Stored data entries
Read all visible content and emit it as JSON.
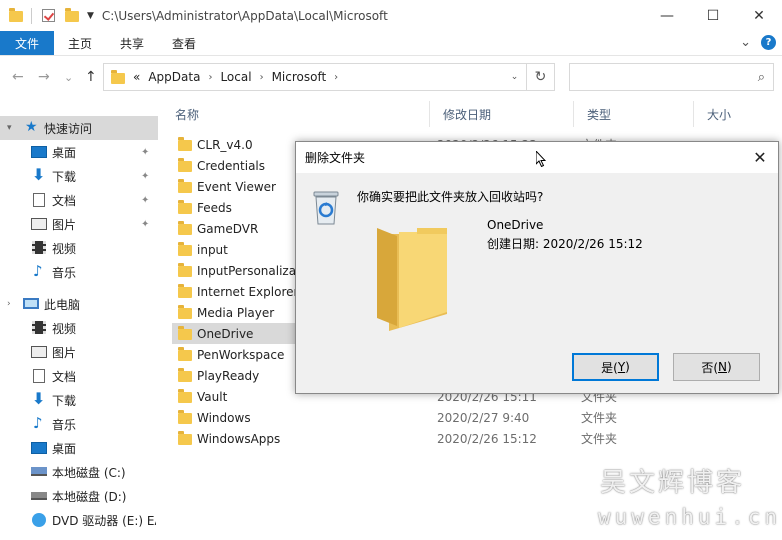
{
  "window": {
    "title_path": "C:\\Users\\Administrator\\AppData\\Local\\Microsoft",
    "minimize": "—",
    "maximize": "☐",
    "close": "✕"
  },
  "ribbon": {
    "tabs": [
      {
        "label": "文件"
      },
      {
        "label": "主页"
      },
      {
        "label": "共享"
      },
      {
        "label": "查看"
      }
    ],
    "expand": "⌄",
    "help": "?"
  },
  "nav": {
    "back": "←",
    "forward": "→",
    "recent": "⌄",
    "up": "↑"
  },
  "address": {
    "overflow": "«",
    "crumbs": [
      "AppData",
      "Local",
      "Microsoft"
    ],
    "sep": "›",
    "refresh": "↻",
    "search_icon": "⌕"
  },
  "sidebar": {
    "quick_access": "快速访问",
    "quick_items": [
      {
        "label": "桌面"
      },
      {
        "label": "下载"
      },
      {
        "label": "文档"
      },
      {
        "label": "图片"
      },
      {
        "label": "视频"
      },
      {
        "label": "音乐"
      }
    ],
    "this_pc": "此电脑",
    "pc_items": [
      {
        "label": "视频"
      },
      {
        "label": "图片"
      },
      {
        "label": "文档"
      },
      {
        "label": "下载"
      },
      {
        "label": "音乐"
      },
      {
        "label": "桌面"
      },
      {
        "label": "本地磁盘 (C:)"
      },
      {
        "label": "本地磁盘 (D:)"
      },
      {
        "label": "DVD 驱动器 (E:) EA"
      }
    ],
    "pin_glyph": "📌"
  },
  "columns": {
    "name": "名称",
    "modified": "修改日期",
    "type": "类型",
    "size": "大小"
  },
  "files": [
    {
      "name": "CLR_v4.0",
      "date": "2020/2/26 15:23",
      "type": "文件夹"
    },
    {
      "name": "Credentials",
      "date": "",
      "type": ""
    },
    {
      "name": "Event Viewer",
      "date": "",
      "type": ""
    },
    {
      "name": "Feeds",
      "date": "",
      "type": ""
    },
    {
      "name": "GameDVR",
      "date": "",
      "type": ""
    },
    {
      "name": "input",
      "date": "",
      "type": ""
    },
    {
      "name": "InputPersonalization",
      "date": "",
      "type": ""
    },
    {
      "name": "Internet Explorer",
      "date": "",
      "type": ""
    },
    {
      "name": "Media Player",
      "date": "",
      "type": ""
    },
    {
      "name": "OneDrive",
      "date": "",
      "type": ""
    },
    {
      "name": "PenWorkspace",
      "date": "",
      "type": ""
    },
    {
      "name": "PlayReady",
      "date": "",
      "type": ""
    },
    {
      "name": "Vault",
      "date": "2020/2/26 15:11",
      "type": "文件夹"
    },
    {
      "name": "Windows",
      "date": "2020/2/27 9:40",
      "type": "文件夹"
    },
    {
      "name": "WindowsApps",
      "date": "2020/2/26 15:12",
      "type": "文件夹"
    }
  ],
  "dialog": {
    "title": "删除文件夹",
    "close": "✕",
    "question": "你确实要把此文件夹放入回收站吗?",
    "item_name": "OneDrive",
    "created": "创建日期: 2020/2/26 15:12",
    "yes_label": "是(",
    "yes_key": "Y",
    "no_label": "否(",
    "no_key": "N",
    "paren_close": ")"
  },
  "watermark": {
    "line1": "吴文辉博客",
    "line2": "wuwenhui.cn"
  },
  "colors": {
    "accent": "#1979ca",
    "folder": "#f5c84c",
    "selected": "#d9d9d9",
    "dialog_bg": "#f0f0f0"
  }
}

— Exercise goal —
Repeat each record exactly, with the pictures left out.

— Task solution —
Read all visible content and emit it as JSON.
{
  "window": {
    "title_path": "C:\\Users\\Administrator\\AppData\\Local\\Microsoft",
    "minimize": "—",
    "maximize": "☐",
    "close": "✕"
  },
  "ribbon": {
    "tabs": [
      {
        "label": "文件"
      },
      {
        "label": "主页"
      },
      {
        "label": "共享"
      },
      {
        "label": "查看"
      }
    ],
    "expand": "⌄",
    "help": "?"
  },
  "nav": {
    "back": "←",
    "forward": "→",
    "recent": "⌄",
    "up": "↑"
  },
  "address": {
    "overflow": "«",
    "crumbs": [
      "AppData",
      "Local",
      "Microsoft"
    ],
    "sep": "›",
    "refresh": "↻",
    "search_icon": "⌕"
  },
  "sidebar": {
    "quick_access": "快速访问",
    "quick_items": [
      {
        "label": "桌面"
      },
      {
        "label": "下载"
      },
      {
        "label": "文档"
      },
      {
        "label": "图片"
      },
      {
        "label": "视频"
      },
      {
        "label": "音乐"
      }
    ],
    "this_pc": "此电脑",
    "pc_items": [
      {
        "label": "视频"
      },
      {
        "label": "图片"
      },
      {
        "label": "文档"
      },
      {
        "label": "下载"
      },
      {
        "label": "音乐"
      },
      {
        "label": "桌面"
      },
      {
        "label": "本地磁盘 (C:)"
      },
      {
        "label": "本地磁盘 (D:)"
      },
      {
        "label": "DVD 驱动器 (E:) EA"
      }
    ],
    "pin_glyph": "📌"
  },
  "columns": {
    "name": "名称",
    "modified": "修改日期",
    "type": "类型",
    "size": "大小"
  },
  "files": [
    {
      "name": "CLR_v4.0",
      "date": "2020/2/26 15:23",
      "type": "文件夹"
    },
    {
      "name": "Credentials",
      "date": "",
      "type": ""
    },
    {
      "name": "Event Viewer",
      "date": "",
      "type": ""
    },
    {
      "name": "Feeds",
      "date": "",
      "type": ""
    },
    {
      "name": "GameDVR",
      "date": "",
      "type": ""
    },
    {
      "name": "input",
      "date": "",
      "type": ""
    },
    {
      "name": "InputPersonalization",
      "date": "",
      "type": ""
    },
    {
      "name": "Internet Explorer",
      "date": "",
      "type": ""
    },
    {
      "name": "Media Player",
      "date": "",
      "type": ""
    },
    {
      "name": "OneDrive",
      "date": "",
      "type": ""
    },
    {
      "name": "PenWorkspace",
      "date": "",
      "type": ""
    },
    {
      "name": "PlayReady",
      "date": "",
      "type": ""
    },
    {
      "name": "Vault",
      "date": "2020/2/26 15:11",
      "type": "文件夹"
    },
    {
      "name": "Windows",
      "date": "2020/2/27 9:40",
      "type": "文件夹"
    },
    {
      "name": "WindowsApps",
      "date": "2020/2/26 15:12",
      "type": "文件夹"
    }
  ],
  "dialog": {
    "title": "删除文件夹",
    "close": "✕",
    "question": "你确实要把此文件夹放入回收站吗?",
    "item_name": "OneDrive",
    "created": "创建日期: 2020/2/26 15:12",
    "yes_label": "是(",
    "yes_key": "Y",
    "no_label": "否(",
    "no_key": "N",
    "paren_close": ")"
  },
  "watermark": {
    "line1": "吴文辉博客",
    "line2": "wuwenhui.cn"
  },
  "colors": {
    "accent": "#1979ca",
    "folder": "#f5c84c",
    "selected": "#d9d9d9",
    "dialog_bg": "#f0f0f0"
  }
}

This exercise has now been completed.